- Task data -
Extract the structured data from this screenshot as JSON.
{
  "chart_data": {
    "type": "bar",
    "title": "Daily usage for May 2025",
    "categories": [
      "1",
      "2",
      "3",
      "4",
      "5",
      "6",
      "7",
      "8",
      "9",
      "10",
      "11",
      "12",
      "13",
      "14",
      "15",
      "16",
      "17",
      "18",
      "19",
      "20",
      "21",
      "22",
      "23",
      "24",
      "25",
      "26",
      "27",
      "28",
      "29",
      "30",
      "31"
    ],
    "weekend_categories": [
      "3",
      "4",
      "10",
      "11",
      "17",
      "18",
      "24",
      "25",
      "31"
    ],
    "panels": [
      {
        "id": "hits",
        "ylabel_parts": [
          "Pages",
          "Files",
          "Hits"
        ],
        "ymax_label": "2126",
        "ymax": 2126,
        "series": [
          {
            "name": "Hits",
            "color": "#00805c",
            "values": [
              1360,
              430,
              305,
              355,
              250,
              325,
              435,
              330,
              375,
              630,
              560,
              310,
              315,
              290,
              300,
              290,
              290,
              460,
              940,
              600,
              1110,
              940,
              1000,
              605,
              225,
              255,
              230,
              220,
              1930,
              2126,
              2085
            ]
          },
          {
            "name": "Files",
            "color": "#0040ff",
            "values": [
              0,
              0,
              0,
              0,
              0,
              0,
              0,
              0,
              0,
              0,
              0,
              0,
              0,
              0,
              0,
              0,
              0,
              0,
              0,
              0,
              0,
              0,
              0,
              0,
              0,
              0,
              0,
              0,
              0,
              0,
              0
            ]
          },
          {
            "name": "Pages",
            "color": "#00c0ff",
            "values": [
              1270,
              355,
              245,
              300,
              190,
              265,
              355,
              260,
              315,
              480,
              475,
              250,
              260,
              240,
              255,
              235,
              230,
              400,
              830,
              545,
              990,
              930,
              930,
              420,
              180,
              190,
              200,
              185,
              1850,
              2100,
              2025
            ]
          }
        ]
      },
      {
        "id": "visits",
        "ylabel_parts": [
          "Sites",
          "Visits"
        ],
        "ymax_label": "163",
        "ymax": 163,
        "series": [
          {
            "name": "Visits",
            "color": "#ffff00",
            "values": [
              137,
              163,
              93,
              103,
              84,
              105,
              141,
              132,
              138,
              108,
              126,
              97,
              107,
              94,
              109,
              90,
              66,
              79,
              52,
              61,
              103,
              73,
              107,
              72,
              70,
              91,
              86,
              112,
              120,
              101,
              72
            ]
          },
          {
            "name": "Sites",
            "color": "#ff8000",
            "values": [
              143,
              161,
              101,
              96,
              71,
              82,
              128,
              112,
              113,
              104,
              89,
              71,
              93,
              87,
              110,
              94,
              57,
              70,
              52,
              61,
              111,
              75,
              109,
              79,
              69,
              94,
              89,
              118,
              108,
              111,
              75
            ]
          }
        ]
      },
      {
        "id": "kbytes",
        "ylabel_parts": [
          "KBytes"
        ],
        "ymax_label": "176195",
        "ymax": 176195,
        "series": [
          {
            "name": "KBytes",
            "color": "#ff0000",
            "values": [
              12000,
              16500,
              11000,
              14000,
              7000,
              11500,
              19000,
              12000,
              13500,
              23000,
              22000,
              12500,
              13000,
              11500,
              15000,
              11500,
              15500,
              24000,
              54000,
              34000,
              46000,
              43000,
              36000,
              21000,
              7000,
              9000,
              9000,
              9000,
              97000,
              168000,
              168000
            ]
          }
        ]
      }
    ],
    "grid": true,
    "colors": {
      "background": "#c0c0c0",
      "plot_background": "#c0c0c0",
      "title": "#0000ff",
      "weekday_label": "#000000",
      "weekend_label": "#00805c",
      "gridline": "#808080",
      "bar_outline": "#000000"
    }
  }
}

- Exercise task -
Repeat the records above exactly, leaving none out.

- Full output -
Extract the structured data from this screenshot as JSON.
{
  "chart_data": {
    "type": "bar",
    "title": "Daily usage for May 2025",
    "categories": [
      "1",
      "2",
      "3",
      "4",
      "5",
      "6",
      "7",
      "8",
      "9",
      "10",
      "11",
      "12",
      "13",
      "14",
      "15",
      "16",
      "17",
      "18",
      "19",
      "20",
      "21",
      "22",
      "23",
      "24",
      "25",
      "26",
      "27",
      "28",
      "29",
      "30",
      "31"
    ],
    "weekend_categories": [
      "3",
      "4",
      "10",
      "11",
      "17",
      "18",
      "24",
      "25",
      "31"
    ],
    "panels": [
      {
        "id": "hits",
        "ylabel_parts": [
          "Pages",
          "Files",
          "Hits"
        ],
        "ymax_label": "2126",
        "ymax": 2126,
        "series": [
          {
            "name": "Hits",
            "color": "#00805c",
            "values": [
              1360,
              430,
              305,
              355,
              250,
              325,
              435,
              330,
              375,
              630,
              560,
              310,
              315,
              290,
              300,
              290,
              290,
              460,
              940,
              600,
              1110,
              940,
              1000,
              605,
              225,
              255,
              230,
              220,
              1930,
              2126,
              2085
            ]
          },
          {
            "name": "Files",
            "color": "#0040ff",
            "values": [
              0,
              0,
              0,
              0,
              0,
              0,
              0,
              0,
              0,
              0,
              0,
              0,
              0,
              0,
              0,
              0,
              0,
              0,
              0,
              0,
              0,
              0,
              0,
              0,
              0,
              0,
              0,
              0,
              0,
              0,
              0
            ]
          },
          {
            "name": "Pages",
            "color": "#00c0ff",
            "values": [
              1270,
              355,
              245,
              300,
              190,
              265,
              355,
              260,
              315,
              480,
              475,
              250,
              260,
              240,
              255,
              235,
              230,
              400,
              830,
              545,
              990,
              930,
              930,
              420,
              180,
              190,
              200,
              185,
              1850,
              2100,
              2025
            ]
          }
        ]
      },
      {
        "id": "visits",
        "ylabel_parts": [
          "Sites",
          "Visits"
        ],
        "ymax_label": "163",
        "ymax": 163,
        "series": [
          {
            "name": "Visits",
            "color": "#ffff00",
            "values": [
              137,
              163,
              93,
              103,
              84,
              105,
              141,
              132,
              138,
              108,
              126,
              97,
              107,
              94,
              109,
              90,
              66,
              79,
              52,
              61,
              103,
              73,
              107,
              72,
              70,
              91,
              86,
              112,
              120,
              101,
              72
            ]
          },
          {
            "name": "Sites",
            "color": "#ff8000",
            "values": [
              143,
              161,
              101,
              96,
              71,
              82,
              128,
              112,
              113,
              104,
              89,
              71,
              93,
              87,
              110,
              94,
              57,
              70,
              52,
              61,
              111,
              75,
              109,
              79,
              69,
              94,
              89,
              118,
              108,
              111,
              75
            ]
          }
        ]
      },
      {
        "id": "kbytes",
        "ylabel_parts": [
          "KBytes"
        ],
        "ymax_label": "176195",
        "ymax": 176195,
        "series": [
          {
            "name": "KBytes",
            "color": "#ff0000",
            "values": [
              12000,
              16500,
              11000,
              14000,
              7000,
              11500,
              19000,
              12000,
              13500,
              23000,
              22000,
              12500,
              13000,
              11500,
              15000,
              11500,
              15500,
              24000,
              54000,
              34000,
              46000,
              43000,
              36000,
              21000,
              7000,
              9000,
              9000,
              9000,
              97000,
              168000,
              168000
            ]
          }
        ]
      }
    ],
    "grid": true,
    "colors": {
      "background": "#c0c0c0",
      "plot_background": "#c0c0c0",
      "title": "#0000ff",
      "weekday_label": "#000000",
      "weekend_label": "#00805c",
      "gridline": "#808080",
      "bar_outline": "#000000"
    }
  }
}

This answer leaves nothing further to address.